**Task description**
Each line below is to be written out in full, exactly as shown.

(Dataset entries)

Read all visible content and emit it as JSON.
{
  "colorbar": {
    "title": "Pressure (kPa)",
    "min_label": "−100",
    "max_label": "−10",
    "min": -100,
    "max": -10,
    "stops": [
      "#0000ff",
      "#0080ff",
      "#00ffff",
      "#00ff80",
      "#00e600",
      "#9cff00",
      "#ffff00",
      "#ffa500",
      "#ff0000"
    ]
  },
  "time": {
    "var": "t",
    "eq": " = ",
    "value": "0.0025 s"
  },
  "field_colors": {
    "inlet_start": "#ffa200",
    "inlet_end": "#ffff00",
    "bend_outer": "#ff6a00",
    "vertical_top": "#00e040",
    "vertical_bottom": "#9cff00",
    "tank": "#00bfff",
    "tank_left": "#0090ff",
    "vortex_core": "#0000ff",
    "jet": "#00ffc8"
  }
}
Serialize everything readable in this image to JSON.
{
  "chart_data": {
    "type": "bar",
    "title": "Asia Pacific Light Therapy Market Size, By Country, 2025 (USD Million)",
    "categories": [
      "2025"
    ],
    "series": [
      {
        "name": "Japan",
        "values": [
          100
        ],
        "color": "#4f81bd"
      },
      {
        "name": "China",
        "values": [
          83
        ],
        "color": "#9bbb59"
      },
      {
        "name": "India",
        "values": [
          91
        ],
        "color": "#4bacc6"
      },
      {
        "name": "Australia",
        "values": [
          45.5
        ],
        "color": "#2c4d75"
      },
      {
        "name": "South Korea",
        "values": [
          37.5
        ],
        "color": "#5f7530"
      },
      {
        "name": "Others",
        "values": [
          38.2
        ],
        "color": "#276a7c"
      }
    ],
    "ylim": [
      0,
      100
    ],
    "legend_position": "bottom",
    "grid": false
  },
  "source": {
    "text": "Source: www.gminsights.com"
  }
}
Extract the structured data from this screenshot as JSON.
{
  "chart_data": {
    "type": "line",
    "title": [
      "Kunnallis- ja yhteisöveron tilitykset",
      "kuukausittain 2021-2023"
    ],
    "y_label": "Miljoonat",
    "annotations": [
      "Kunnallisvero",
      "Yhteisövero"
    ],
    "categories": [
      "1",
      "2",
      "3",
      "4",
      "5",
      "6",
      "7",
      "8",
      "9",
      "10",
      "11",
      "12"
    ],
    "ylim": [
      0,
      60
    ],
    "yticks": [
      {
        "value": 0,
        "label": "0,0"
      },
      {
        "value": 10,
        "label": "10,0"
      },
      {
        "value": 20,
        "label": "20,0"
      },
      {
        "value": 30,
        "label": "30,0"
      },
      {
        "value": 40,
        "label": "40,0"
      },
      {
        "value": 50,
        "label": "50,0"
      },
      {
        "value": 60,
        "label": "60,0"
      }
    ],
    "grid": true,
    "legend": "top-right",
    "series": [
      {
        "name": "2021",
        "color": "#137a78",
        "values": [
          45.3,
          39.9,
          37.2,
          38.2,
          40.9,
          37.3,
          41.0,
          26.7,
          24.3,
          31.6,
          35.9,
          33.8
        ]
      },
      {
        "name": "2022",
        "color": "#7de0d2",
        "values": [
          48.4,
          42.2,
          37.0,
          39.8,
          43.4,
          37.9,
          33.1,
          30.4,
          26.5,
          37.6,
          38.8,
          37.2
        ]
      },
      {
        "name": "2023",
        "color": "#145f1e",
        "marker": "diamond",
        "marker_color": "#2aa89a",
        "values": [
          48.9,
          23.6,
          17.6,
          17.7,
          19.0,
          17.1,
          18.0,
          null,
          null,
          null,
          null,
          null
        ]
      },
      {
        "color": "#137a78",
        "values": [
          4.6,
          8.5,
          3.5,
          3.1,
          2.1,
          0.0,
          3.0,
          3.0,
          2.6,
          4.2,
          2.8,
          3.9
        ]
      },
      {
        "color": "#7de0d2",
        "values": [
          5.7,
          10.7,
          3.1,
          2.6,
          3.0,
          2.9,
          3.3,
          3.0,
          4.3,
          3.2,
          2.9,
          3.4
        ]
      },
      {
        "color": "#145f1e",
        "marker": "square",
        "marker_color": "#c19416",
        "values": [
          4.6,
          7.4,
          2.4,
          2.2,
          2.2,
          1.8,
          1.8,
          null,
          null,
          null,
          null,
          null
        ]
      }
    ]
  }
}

**The reply**
Read all visible content and emit it as JSON.
{
  "colorbar": {
    "title": "Pressure (kPa)",
    "min_label": "−100",
    "max_label": "−10",
    "min": -100,
    "max": -10,
    "stops": [
      "#0000ff",
      "#0080ff",
      "#00ffff",
      "#00ff80",
      "#00e600",
      "#9cff00",
      "#ffff00",
      "#ffa500",
      "#ff0000"
    ]
  },
  "time": {
    "var": "t",
    "eq": " = ",
    "value": "0.0025 s"
  },
  "field_colors": {
    "inlet_start": "#ffa200",
    "inlet_end": "#ffff00",
    "bend_outer": "#ff6a00",
    "vertical_top": "#00e040",
    "vertical_bottom": "#9cff00",
    "tank": "#00bfff",
    "tank_left": "#0090ff",
    "vortex_core": "#0000ff",
    "jet": "#00ffc8"
  }
}
Serialize everything readable in this image to JSON.
{
  "chart_data": {
    "type": "bar",
    "title": "Asia Pacific Light Therapy Market Size, By Country, 2025 (USD Million)",
    "categories": [
      "2025"
    ],
    "series": [
      {
        "name": "Japan",
        "values": [
          100
        ],
        "color": "#4f81bd"
      },
      {
        "name": "China",
        "values": [
          83
        ],
        "color": "#9bbb59"
      },
      {
        "name": "India",
        "values": [
          91
        ],
        "color": "#4bacc6"
      },
      {
        "name": "Australia",
        "values": [
          45.5
        ],
        "color": "#2c4d75"
      },
      {
        "name": "South Korea",
        "values": [
          37.5
        ],
        "color": "#5f7530"
      },
      {
        "name": "Others",
        "values": [
          38.2
        ],
        "color": "#276a7c"
      }
    ],
    "ylim": [
      0,
      100
    ],
    "legend_position": "bottom",
    "grid": false
  },
  "source": {
    "text": "Source: www.gminsights.com"
  }
}
Extract the structured data from this screenshot as JSON.
{
  "chart_data": {
    "type": "line",
    "title": [
      "Kunnallis- ja yhteisöveron tilitykset",
      "kuukausittain 2021-2023"
    ],
    "y_label": "Miljoonat",
    "annotations": [
      "Kunnallisvero",
      "Yhteisövero"
    ],
    "categories": [
      "1",
      "2",
      "3",
      "4",
      "5",
      "6",
      "7",
      "8",
      "9",
      "10",
      "11",
      "12"
    ],
    "ylim": [
      0,
      60
    ],
    "yticks": [
      {
        "value": 0,
        "label": "0,0"
      },
      {
        "value": 10,
        "label": "10,0"
      },
      {
        "value": 20,
        "label": "20,0"
      },
      {
        "value": 30,
        "label": "30,0"
      },
      {
        "value": 40,
        "label": "40,0"
      },
      {
        "value": 50,
        "label": "50,0"
      },
      {
        "value": 60,
        "label": "60,0"
      }
    ],
    "grid": true,
    "legend": "top-right",
    "series": [
      {
        "name": "2021",
        "color": "#137a78",
        "values": [
          45.3,
          39.9,
          37.2,
          38.2,
          40.9,
          37.3,
          41.0,
          26.7,
          24.3,
          31.6,
          35.9,
          33.8
        ]
      },
      {
        "name": "2022",
        "color": "#7de0d2",
        "values": [
          48.4,
          42.2,
          37.0,
          39.8,
          43.4,
          37.9,
          33.1,
          30.4,
          26.5,
          37.6,
          38.8,
          37.2
        ]
      },
      {
        "name": "2023",
        "color": "#145f1e",
        "marker": "diamond",
        "marker_color": "#2aa89a",
        "values": [
          48.9,
          23.6,
          17.6,
          17.7,
          19.0,
          17.1,
          18.0,
          null,
          null,
          null,
          null,
          null
        ]
      },
      {
        "color": "#137a78",
        "values": [
          4.6,
          8.5,
          3.5,
          3.1,
          2.1,
          0.0,
          3.0,
          3.0,
          2.6,
          4.2,
          2.8,
          3.9
        ]
      },
      {
        "color": "#7de0d2",
        "values": [
          5.7,
          10.7,
          3.1,
          2.6,
          3.0,
          2.9,
          3.3,
          3.0,
          4.3,
          3.2,
          2.9,
          3.4
        ]
      },
      {
        "color": "#145f1e",
        "marker": "square",
        "marker_color": "#c19416",
        "values": [
          4.6,
          7.4,
          2.4,
          2.2,
          2.2,
          1.8,
          1.8,
          null,
          null,
          null,
          null,
          null
        ]
      }
    ]
  }
}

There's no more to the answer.